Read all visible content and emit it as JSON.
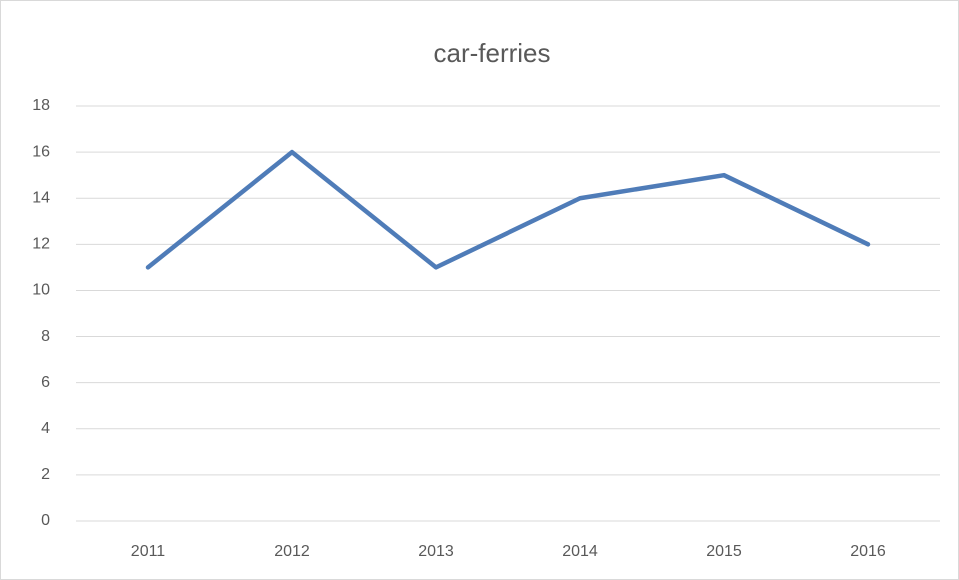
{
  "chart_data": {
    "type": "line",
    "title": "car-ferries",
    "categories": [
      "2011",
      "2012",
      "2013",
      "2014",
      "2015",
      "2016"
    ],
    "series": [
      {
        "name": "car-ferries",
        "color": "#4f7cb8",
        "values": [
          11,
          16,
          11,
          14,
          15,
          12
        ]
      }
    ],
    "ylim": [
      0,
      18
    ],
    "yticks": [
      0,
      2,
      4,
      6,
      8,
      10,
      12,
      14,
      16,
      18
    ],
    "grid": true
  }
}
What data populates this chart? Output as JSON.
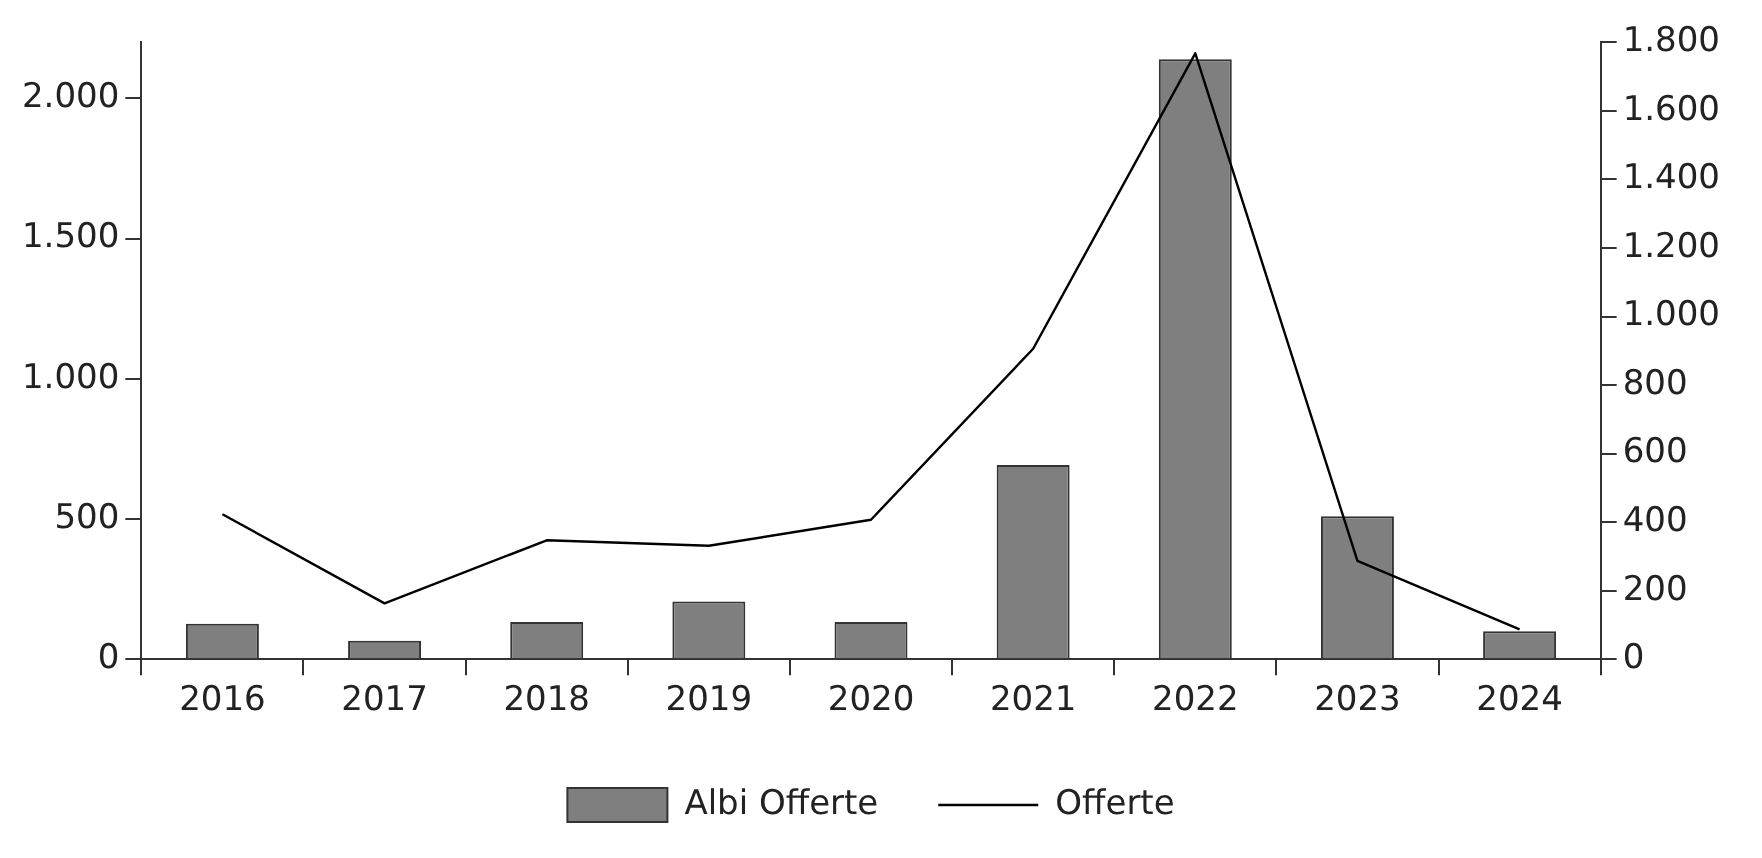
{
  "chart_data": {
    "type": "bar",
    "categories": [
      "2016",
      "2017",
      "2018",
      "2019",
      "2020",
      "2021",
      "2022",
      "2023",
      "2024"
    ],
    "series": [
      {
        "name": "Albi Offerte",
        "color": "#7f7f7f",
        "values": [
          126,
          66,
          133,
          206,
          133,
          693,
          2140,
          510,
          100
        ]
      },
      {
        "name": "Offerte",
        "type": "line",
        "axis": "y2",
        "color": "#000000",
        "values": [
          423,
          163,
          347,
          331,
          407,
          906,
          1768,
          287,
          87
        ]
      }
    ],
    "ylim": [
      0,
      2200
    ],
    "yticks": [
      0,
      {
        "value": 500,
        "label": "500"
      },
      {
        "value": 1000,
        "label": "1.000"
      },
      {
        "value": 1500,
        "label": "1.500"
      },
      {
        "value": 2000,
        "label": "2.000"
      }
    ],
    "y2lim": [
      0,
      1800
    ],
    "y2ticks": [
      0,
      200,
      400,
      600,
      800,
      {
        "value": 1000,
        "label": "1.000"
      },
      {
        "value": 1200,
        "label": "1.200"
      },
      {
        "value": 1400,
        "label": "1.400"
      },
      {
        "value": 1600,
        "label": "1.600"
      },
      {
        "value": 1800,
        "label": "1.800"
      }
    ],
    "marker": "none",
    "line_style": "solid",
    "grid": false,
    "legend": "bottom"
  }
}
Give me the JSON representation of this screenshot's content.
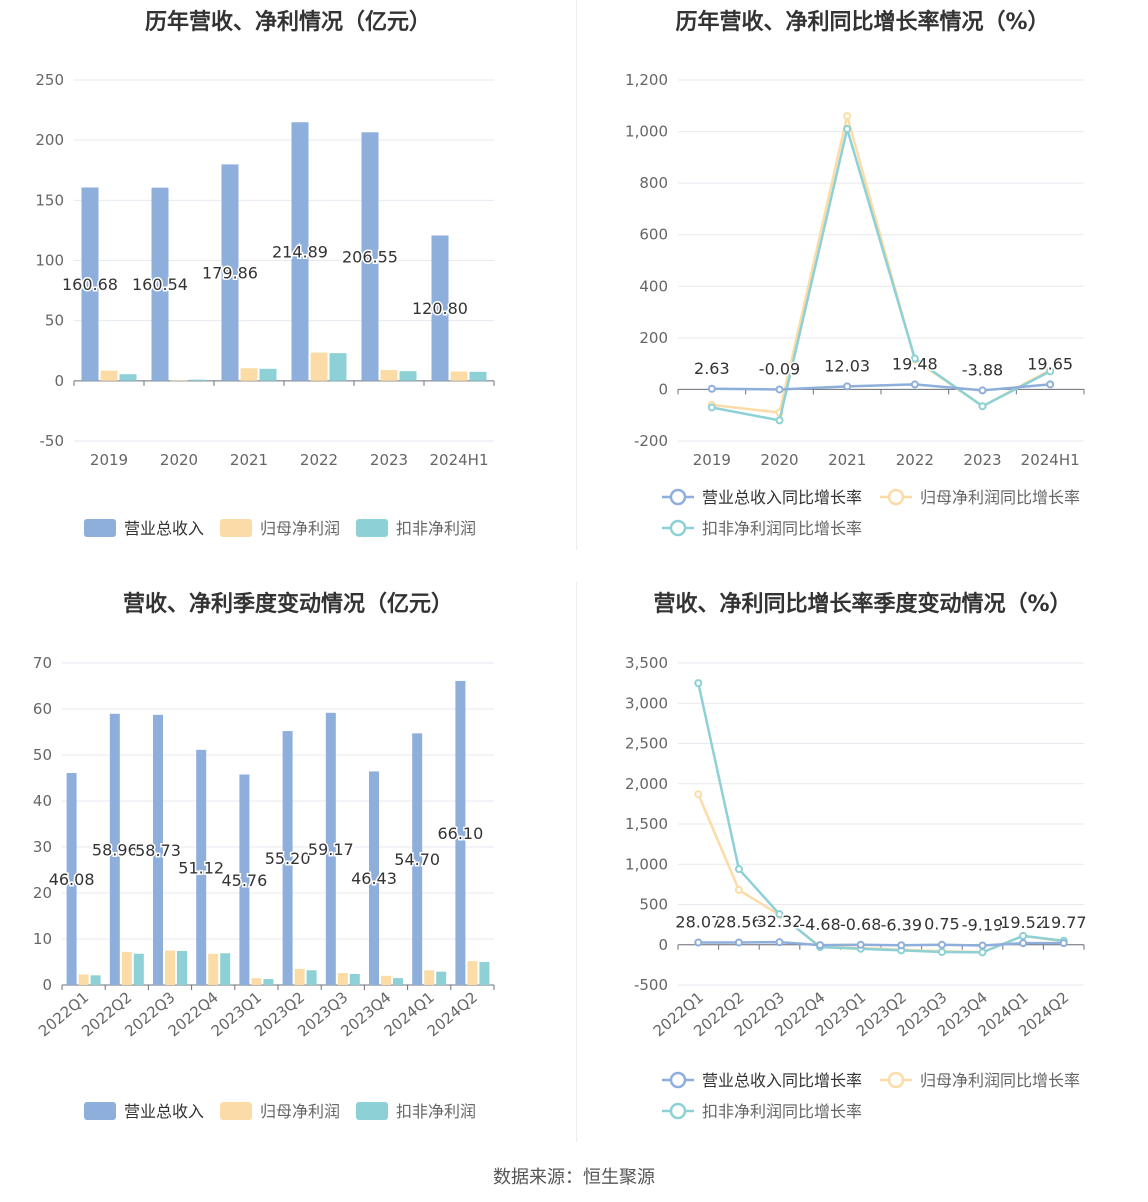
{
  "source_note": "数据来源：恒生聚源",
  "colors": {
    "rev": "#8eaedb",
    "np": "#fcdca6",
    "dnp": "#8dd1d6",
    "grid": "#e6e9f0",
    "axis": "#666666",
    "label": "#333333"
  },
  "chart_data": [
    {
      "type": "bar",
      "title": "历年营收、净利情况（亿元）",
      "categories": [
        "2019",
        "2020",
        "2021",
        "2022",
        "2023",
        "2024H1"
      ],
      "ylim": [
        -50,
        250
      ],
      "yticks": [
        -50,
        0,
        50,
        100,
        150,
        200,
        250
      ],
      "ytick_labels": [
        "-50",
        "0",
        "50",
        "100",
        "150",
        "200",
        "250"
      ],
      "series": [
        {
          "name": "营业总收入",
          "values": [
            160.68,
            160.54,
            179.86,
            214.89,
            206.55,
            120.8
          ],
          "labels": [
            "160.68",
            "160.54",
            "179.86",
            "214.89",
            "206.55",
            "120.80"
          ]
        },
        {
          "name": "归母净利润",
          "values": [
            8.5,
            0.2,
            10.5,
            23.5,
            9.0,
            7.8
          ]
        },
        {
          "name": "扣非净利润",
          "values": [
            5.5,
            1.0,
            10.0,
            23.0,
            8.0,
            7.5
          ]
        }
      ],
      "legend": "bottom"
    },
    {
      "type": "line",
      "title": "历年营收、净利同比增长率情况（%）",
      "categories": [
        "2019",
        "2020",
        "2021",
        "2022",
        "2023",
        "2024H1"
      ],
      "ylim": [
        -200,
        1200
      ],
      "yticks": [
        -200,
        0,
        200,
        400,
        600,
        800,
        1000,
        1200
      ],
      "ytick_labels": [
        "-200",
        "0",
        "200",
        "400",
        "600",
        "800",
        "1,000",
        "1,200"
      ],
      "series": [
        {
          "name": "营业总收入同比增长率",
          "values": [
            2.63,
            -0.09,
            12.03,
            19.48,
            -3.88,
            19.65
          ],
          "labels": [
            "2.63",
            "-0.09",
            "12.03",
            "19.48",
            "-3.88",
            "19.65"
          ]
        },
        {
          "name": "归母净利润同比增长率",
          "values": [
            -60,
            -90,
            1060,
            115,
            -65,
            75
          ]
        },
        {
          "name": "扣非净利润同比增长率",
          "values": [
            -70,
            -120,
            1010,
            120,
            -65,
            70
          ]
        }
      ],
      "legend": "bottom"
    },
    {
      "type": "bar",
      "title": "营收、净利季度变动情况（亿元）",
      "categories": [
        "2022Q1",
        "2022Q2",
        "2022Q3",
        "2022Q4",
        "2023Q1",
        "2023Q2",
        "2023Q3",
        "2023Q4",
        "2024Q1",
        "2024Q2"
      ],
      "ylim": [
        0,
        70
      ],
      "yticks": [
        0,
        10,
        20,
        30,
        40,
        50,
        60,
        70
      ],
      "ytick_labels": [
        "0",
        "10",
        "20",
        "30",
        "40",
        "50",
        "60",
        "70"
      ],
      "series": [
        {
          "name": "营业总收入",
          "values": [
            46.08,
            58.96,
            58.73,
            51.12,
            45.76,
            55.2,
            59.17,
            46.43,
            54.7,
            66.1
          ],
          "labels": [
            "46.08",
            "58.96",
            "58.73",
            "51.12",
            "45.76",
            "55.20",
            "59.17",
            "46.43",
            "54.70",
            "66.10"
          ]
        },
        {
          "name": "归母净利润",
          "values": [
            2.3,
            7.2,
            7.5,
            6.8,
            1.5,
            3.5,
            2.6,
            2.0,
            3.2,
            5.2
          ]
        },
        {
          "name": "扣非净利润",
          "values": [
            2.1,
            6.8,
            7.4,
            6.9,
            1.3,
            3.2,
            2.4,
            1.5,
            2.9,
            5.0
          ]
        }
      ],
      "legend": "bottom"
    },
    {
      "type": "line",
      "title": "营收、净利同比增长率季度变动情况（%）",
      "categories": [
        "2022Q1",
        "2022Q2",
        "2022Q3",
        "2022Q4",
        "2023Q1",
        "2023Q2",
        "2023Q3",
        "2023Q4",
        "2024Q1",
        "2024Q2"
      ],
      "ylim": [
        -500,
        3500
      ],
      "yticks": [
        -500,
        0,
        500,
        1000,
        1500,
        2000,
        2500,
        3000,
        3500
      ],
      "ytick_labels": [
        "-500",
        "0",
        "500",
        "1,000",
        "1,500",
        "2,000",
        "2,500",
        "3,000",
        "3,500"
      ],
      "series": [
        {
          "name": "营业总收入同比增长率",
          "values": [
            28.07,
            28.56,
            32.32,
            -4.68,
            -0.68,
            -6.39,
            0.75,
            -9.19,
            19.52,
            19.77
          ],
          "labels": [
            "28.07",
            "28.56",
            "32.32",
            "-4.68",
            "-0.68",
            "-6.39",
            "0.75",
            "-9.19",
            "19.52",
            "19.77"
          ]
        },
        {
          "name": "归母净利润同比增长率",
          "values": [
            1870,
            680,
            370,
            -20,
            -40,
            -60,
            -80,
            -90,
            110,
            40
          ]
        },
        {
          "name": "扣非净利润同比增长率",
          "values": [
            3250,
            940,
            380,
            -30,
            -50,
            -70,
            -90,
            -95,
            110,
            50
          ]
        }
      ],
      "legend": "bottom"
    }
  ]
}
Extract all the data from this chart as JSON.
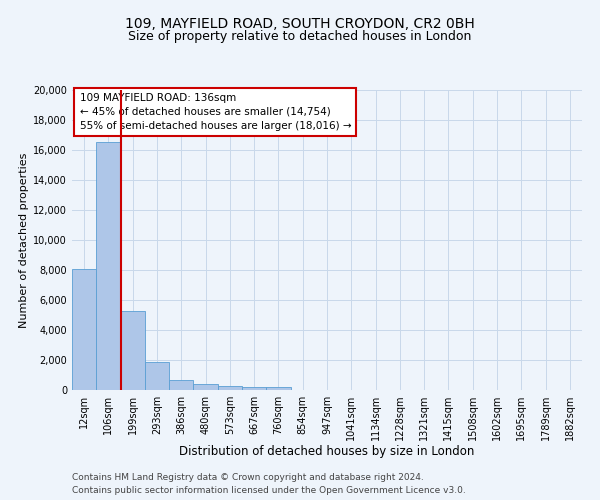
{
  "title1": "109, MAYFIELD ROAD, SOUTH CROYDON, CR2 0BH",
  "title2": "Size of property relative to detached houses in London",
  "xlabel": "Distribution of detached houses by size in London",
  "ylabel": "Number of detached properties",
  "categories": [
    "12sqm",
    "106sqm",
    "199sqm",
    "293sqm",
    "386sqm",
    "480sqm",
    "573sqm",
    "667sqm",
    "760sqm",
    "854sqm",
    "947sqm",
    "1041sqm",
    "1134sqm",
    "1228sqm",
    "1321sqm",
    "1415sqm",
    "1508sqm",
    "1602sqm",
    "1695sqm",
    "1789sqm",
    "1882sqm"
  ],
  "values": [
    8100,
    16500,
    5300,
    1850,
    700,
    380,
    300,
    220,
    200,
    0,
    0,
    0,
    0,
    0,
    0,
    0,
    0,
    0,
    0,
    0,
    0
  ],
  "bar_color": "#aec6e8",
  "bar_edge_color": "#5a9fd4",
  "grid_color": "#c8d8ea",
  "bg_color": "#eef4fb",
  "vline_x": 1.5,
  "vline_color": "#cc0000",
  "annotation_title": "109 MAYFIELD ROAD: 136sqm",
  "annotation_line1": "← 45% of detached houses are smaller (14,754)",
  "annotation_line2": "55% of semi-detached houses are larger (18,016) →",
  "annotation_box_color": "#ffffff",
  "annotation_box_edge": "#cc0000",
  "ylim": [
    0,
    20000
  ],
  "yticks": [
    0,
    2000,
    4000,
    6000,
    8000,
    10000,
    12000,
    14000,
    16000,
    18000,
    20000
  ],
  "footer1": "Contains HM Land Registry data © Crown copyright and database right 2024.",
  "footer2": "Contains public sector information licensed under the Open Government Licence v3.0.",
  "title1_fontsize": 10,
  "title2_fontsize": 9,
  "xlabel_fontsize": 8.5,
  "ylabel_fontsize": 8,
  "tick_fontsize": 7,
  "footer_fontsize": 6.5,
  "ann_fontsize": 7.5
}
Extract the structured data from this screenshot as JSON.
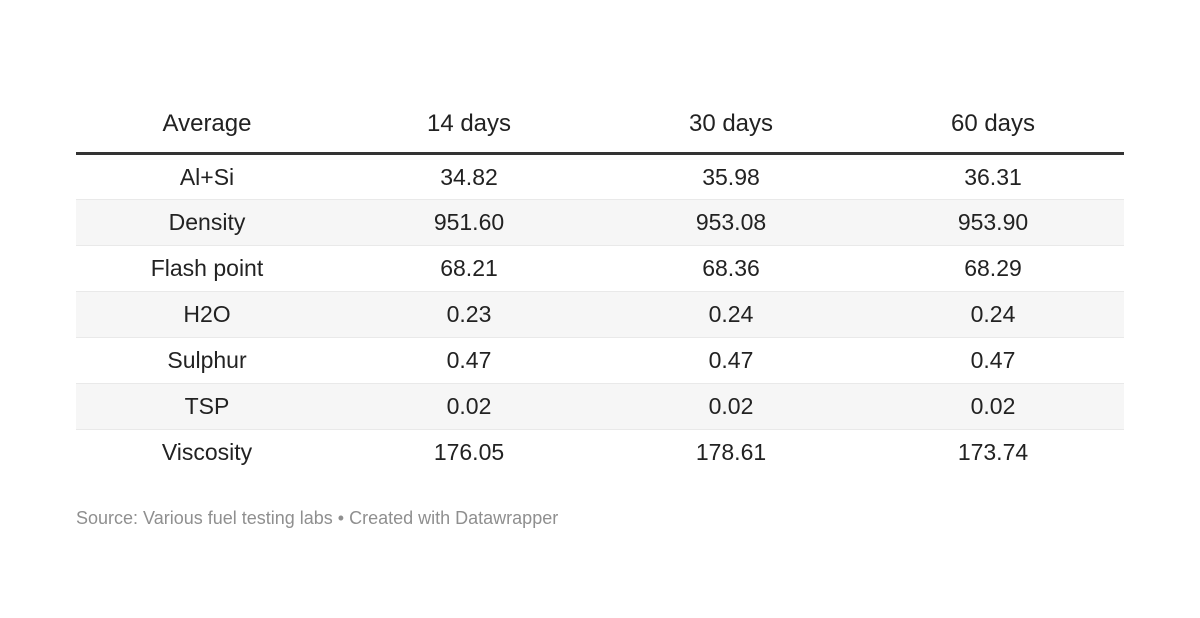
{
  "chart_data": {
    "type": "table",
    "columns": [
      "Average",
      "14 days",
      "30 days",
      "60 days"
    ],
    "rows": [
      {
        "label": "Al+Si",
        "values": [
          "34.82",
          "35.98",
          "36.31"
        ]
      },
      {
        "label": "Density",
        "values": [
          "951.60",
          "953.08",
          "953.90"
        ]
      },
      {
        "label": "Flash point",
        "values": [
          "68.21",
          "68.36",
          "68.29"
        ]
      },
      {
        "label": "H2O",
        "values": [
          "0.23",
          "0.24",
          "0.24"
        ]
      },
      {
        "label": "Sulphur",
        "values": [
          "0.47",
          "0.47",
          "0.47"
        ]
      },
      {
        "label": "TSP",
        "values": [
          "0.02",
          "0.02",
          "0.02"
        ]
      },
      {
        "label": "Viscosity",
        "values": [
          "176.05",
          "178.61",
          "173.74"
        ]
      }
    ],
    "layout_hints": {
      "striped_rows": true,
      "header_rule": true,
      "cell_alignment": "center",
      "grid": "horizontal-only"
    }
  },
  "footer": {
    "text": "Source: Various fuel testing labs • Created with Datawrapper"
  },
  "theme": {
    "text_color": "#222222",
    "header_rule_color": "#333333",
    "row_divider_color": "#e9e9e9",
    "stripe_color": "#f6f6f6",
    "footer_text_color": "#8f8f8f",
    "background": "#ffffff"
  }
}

● **INSTRUCTIONS FOR THE TASK**
Go through the data above and find the lines with the word "London". Copy each of those lines.

● **RESULT**
  "title2": "Size of property relative to detached houses in London",
  "xlabel": "Distribution of detached houses by size in London",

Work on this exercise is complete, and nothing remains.